Leave out the pictures and copy the remaining records exactly.

— start MATERIAL PROVIDED —

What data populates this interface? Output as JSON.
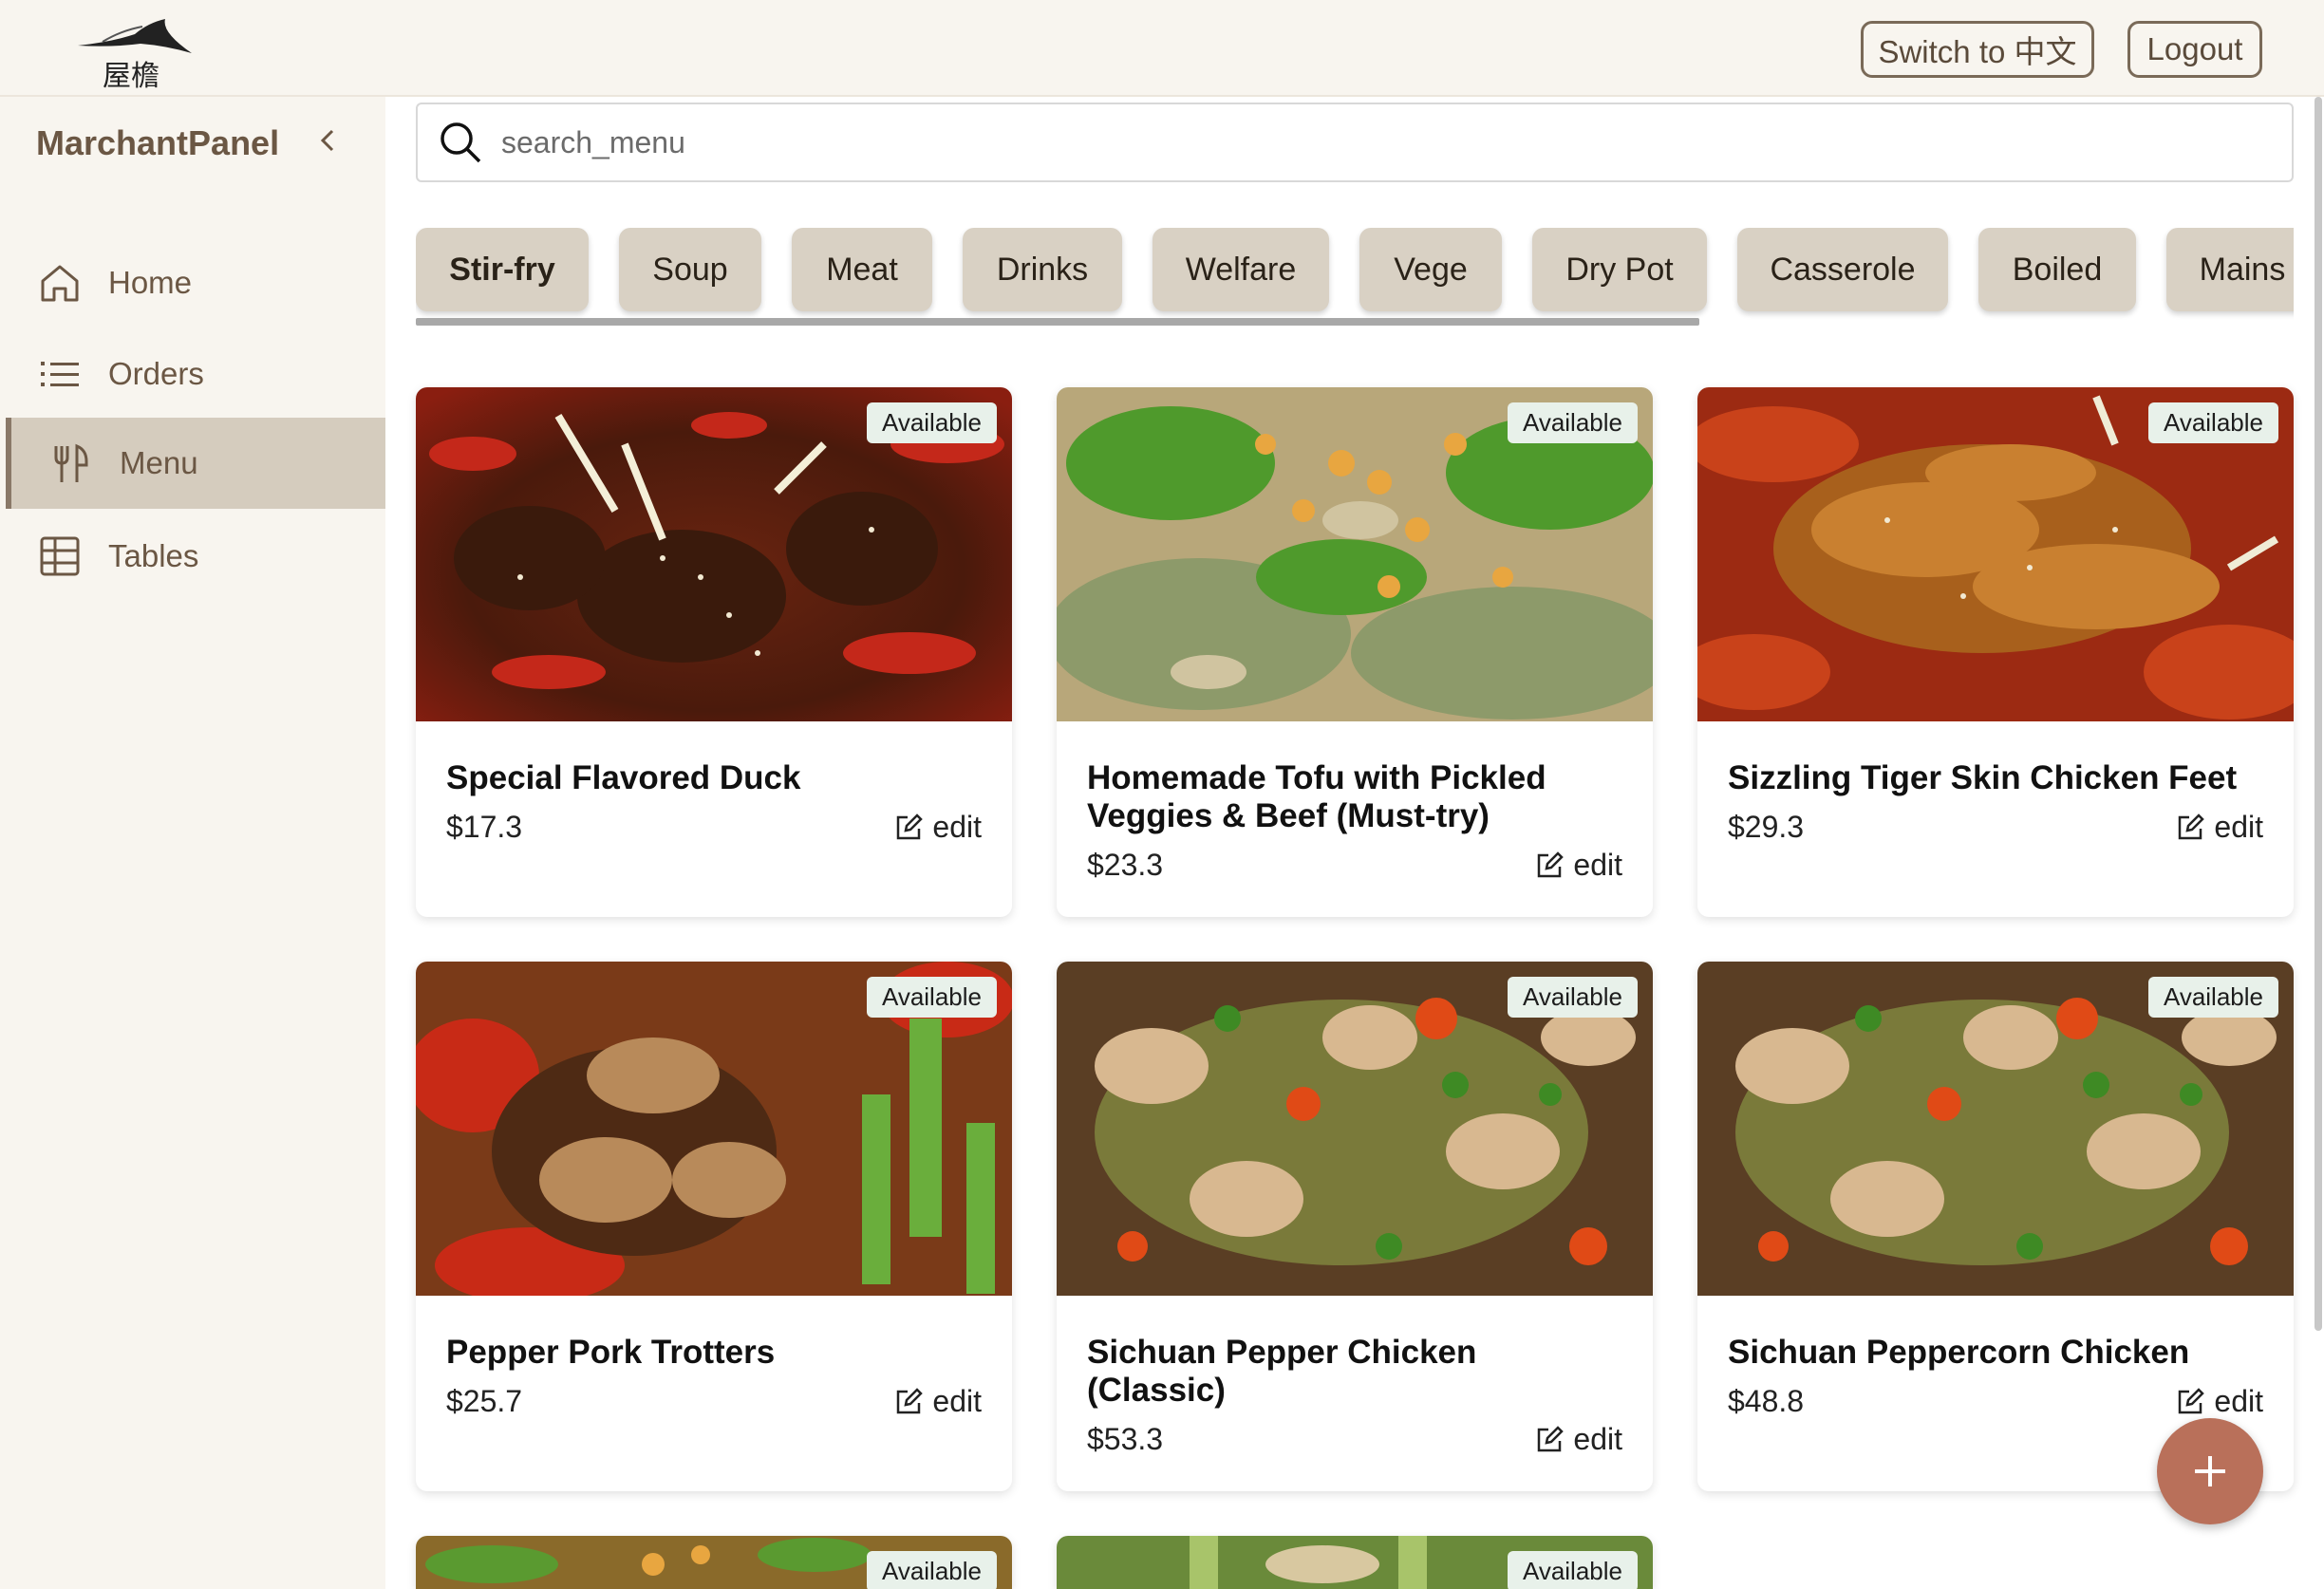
{
  "header": {
    "switch_lang_label": "Switch to 中文",
    "logout_label": "Logout"
  },
  "sidebar": {
    "brand": "MarchantPanel",
    "items": [
      {
        "label": "Home",
        "icon": "home-icon"
      },
      {
        "label": "Orders",
        "icon": "list-icon"
      },
      {
        "label": "Menu",
        "icon": "fork-knife-icon",
        "active": true
      },
      {
        "label": "Tables",
        "icon": "table-grid-icon"
      }
    ]
  },
  "search": {
    "placeholder": "search_menu"
  },
  "categories": [
    "Stir-fry",
    "Soup",
    "Meat",
    "Drinks",
    "Welfare",
    "Vege",
    "Dry Pot",
    "Casserole",
    "Boiled",
    "Mains"
  ],
  "menu_items": [
    {
      "name": "Special Flavored Duck",
      "price": "$17.3",
      "status": "Available",
      "edit_label": "edit"
    },
    {
      "name": "Homemade Tofu with Pickled Veggies & Beef (Must-try)",
      "price": "$23.3",
      "status": "Available",
      "edit_label": "edit"
    },
    {
      "name": "Sizzling Tiger Skin Chicken Feet",
      "price": "$29.3",
      "status": "Available",
      "edit_label": "edit"
    },
    {
      "name": "Pepper Pork Trotters",
      "price": "$25.7",
      "status": "Available",
      "edit_label": "edit"
    },
    {
      "name": "Sichuan Pepper Chicken (Classic)",
      "price": "$53.3",
      "status": "Available",
      "edit_label": "edit"
    },
    {
      "name": "Sichuan Peppercorn Chicken",
      "price": "$48.8",
      "status": "Available",
      "edit_label": "edit"
    },
    {
      "status": "Available"
    },
    {
      "status": "Available"
    }
  ],
  "colors": {
    "accent": "#b9705a",
    "sidebar_bg": "#f8f5ef",
    "active_nav": "#d5ccbe",
    "category_bg": "#d9d1c4",
    "brand_text": "#6b5744"
  }
}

— end MATERIAL PROVIDED —

**TASK RESPONSE:**
What data populates this interface? Output as JSON.
{
  "header": {
    "switch_lang_label": "Switch to 中文",
    "logout_label": "Logout"
  },
  "sidebar": {
    "brand": "MarchantPanel",
    "items": [
      {
        "label": "Home",
        "icon": "home-icon"
      },
      {
        "label": "Orders",
        "icon": "list-icon"
      },
      {
        "label": "Menu",
        "icon": "fork-knife-icon",
        "active": true
      },
      {
        "label": "Tables",
        "icon": "table-grid-icon"
      }
    ]
  },
  "search": {
    "placeholder": "search_menu"
  },
  "categories": [
    "Stir-fry",
    "Soup",
    "Meat",
    "Drinks",
    "Welfare",
    "Vege",
    "Dry Pot",
    "Casserole",
    "Boiled",
    "Mains"
  ],
  "menu_items": [
    {
      "name": "Special Flavored Duck",
      "price": "$17.3",
      "status": "Available",
      "edit_label": "edit"
    },
    {
      "name": "Homemade Tofu with Pickled Veggies & Beef (Must-try)",
      "price": "$23.3",
      "status": "Available",
      "edit_label": "edit"
    },
    {
      "name": "Sizzling Tiger Skin Chicken Feet",
      "price": "$29.3",
      "status": "Available",
      "edit_label": "edit"
    },
    {
      "name": "Pepper Pork Trotters",
      "price": "$25.7",
      "status": "Available",
      "edit_label": "edit"
    },
    {
      "name": "Sichuan Pepper Chicken (Classic)",
      "price": "$53.3",
      "status": "Available",
      "edit_label": "edit"
    },
    {
      "name": "Sichuan Peppercorn Chicken",
      "price": "$48.8",
      "status": "Available",
      "edit_label": "edit"
    },
    {
      "status": "Available"
    },
    {
      "status": "Available"
    }
  ],
  "colors": {
    "accent": "#b9705a",
    "sidebar_bg": "#f8f5ef",
    "active_nav": "#d5ccbe",
    "category_bg": "#d9d1c4",
    "brand_text": "#6b5744"
  }
}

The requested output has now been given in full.